* Begin Data for the task *

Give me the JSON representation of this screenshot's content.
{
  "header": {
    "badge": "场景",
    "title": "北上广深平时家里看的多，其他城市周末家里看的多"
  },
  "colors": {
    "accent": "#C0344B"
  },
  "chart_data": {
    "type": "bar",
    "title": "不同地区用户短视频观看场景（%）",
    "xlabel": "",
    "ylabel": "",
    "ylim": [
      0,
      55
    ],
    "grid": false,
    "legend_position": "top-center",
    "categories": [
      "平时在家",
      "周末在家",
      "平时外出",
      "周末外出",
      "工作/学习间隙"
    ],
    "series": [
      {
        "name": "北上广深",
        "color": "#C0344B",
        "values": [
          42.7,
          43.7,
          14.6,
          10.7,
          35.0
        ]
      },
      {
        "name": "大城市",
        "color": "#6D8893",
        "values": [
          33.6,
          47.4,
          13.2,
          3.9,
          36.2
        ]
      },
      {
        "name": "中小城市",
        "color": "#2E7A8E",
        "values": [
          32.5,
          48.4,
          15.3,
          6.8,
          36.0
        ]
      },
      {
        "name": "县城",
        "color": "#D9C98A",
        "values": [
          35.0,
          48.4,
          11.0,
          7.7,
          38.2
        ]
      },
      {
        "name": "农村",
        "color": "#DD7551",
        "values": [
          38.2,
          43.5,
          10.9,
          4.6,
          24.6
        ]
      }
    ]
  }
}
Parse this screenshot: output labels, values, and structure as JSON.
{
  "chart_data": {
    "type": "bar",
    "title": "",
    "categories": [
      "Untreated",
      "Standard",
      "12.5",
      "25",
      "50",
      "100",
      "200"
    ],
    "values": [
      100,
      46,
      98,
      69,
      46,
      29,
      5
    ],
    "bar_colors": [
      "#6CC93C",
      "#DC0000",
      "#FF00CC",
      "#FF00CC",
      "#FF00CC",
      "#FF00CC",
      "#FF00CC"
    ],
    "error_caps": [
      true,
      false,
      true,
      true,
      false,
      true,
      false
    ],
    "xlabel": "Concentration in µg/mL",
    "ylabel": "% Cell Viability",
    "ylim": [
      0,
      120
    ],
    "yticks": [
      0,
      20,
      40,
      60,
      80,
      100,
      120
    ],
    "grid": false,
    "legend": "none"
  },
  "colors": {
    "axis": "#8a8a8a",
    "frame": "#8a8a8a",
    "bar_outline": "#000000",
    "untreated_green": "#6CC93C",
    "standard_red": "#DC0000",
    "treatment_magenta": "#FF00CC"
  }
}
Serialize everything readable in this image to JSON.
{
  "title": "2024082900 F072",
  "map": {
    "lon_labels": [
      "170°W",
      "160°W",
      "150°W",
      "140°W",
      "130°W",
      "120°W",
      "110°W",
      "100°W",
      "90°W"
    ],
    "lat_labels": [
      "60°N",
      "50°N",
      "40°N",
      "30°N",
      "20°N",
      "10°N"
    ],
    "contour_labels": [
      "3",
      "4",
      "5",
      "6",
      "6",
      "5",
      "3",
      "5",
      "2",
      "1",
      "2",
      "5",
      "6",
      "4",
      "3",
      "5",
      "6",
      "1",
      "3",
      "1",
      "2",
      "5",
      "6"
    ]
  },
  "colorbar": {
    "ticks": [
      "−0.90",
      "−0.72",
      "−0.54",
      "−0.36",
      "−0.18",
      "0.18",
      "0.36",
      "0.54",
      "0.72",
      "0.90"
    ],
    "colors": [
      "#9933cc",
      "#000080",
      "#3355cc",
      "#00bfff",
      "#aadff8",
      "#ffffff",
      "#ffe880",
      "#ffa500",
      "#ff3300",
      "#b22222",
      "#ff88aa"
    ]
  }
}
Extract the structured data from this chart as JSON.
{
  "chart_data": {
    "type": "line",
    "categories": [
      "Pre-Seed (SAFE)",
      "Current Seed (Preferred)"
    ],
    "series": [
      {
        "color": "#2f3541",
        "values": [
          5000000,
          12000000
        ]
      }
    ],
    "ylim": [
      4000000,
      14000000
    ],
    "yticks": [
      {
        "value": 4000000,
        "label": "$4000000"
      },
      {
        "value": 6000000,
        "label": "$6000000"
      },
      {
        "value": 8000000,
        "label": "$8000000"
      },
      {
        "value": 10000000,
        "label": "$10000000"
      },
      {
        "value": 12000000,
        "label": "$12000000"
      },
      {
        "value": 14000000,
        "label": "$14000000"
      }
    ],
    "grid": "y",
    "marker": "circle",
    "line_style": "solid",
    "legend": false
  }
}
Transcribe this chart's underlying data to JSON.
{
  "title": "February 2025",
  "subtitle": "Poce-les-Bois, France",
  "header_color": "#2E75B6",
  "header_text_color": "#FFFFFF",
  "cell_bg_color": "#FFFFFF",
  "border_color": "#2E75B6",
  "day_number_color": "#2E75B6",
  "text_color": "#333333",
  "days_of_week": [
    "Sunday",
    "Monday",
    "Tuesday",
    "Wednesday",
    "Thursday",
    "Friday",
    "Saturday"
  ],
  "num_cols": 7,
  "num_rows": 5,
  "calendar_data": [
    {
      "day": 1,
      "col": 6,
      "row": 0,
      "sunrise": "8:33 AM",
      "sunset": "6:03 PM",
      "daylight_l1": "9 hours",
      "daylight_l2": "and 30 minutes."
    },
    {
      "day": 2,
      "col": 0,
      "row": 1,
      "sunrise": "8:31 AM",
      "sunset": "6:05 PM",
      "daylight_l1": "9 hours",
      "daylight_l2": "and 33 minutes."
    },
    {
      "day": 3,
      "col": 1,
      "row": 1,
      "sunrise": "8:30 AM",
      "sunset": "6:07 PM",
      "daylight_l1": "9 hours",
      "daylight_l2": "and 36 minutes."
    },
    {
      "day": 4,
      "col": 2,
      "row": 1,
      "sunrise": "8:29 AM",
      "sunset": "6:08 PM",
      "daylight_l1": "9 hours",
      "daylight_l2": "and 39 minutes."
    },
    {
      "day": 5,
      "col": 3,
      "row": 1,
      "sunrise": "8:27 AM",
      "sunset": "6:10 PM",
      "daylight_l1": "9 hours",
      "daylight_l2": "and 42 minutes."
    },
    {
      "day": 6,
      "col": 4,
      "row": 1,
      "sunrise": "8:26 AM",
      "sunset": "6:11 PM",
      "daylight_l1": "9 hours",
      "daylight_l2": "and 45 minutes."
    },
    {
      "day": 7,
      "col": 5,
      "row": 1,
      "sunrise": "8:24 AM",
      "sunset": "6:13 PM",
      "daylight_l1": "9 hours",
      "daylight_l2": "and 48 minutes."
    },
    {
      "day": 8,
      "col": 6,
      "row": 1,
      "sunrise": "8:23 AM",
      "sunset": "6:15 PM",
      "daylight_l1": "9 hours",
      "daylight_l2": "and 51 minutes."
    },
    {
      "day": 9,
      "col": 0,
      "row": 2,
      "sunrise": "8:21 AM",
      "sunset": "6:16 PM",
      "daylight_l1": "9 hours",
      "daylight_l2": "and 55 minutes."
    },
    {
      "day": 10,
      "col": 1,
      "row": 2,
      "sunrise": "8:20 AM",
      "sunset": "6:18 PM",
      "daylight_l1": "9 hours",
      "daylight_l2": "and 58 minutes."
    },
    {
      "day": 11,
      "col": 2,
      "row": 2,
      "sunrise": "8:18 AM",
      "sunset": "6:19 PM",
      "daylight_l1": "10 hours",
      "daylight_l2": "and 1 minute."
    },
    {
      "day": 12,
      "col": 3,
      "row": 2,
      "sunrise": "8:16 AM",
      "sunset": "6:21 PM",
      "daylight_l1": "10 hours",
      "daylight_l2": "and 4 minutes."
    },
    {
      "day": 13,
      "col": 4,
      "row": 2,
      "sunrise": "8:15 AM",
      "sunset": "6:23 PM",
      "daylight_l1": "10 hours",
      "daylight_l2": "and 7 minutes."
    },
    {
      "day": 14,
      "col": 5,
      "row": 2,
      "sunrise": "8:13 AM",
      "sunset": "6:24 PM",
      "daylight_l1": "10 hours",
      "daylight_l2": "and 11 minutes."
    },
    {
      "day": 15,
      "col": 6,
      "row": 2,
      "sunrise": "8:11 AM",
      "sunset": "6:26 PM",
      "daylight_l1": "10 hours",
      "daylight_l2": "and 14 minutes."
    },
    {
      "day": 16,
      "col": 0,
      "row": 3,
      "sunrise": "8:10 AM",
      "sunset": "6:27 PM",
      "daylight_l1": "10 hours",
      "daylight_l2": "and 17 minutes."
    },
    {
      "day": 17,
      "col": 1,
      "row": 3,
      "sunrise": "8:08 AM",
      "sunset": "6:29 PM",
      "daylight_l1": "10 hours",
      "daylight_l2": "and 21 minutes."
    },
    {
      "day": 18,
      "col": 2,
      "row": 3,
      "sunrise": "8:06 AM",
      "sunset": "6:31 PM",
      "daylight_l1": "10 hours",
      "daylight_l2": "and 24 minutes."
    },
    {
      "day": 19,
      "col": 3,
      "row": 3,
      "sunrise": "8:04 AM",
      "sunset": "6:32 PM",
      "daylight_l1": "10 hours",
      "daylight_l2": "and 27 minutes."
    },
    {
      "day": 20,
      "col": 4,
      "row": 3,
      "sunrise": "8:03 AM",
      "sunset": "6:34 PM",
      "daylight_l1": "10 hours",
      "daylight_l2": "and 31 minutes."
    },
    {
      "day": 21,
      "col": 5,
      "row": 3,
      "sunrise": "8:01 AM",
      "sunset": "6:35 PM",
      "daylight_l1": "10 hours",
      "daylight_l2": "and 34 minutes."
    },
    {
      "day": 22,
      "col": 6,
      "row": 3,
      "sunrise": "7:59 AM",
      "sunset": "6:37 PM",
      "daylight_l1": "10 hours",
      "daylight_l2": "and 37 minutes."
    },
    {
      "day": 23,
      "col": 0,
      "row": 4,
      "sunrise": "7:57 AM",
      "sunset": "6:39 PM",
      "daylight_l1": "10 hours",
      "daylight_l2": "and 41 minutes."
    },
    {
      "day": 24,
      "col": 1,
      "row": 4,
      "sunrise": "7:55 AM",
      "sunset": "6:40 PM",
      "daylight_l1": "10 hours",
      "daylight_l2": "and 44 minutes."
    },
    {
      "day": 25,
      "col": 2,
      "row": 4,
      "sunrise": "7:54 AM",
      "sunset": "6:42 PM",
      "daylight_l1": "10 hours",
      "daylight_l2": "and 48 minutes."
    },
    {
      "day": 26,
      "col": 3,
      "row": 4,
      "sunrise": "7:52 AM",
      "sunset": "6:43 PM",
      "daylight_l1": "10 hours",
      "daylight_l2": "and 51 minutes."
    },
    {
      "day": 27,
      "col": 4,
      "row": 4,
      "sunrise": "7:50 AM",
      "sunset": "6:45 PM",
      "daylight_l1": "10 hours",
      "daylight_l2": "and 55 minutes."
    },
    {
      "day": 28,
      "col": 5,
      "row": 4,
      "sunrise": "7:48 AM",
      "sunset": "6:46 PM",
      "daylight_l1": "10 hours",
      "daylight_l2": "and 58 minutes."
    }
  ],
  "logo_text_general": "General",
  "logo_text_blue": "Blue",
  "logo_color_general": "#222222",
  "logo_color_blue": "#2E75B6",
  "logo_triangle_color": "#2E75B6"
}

* End Data for the task *

Find the lines above that contain the word "JSON" and collect them.

- [The solution]
Give me the JSON representation of this screenshot's content.
Parse this screenshot: output labels, values, and structure as JSON.
Serialize everything readable in this image to JSON.
Extract the structured data from this chart as JSON.
Transcribe this chart's underlying data to JSON.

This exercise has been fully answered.